The exercise
From the entries below, gather every line containing the string "text".
Start of Data section
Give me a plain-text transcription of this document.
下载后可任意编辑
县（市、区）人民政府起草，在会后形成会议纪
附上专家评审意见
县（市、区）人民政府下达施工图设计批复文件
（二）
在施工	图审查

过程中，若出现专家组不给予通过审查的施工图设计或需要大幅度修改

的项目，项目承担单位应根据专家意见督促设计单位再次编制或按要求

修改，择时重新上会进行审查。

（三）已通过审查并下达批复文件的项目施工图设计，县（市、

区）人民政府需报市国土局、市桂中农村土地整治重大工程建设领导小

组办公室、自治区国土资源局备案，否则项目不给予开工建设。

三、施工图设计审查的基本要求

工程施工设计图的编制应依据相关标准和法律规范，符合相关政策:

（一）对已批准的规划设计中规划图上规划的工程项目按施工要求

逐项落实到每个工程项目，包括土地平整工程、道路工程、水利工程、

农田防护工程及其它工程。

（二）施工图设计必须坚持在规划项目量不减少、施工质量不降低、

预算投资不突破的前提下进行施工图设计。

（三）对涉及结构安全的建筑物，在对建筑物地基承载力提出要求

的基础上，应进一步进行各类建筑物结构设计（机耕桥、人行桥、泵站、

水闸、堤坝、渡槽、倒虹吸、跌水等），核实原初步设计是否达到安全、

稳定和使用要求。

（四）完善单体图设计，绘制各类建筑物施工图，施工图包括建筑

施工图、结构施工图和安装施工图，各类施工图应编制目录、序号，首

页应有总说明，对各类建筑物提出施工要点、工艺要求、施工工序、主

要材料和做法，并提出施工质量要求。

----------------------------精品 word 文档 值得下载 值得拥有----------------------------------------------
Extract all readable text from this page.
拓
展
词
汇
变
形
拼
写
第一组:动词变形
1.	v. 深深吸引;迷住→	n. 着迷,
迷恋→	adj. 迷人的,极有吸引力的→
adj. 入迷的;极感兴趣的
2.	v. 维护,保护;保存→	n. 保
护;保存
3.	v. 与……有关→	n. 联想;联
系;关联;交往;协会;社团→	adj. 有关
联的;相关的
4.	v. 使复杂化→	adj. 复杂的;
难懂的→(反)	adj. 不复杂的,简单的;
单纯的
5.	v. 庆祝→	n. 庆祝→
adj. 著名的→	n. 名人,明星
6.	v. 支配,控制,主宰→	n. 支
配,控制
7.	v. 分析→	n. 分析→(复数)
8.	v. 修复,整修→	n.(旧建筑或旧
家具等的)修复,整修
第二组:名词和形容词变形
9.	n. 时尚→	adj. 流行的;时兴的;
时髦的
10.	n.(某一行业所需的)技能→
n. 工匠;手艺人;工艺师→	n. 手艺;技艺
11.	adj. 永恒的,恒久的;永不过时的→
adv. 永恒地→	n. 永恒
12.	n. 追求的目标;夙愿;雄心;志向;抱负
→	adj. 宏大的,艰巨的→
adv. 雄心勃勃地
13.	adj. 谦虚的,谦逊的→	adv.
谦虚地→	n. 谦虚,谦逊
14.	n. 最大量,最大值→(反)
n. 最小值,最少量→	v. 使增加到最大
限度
End of Data section
Final result
Give me a plain-text transcription of this document.
Extract all readable text from this page.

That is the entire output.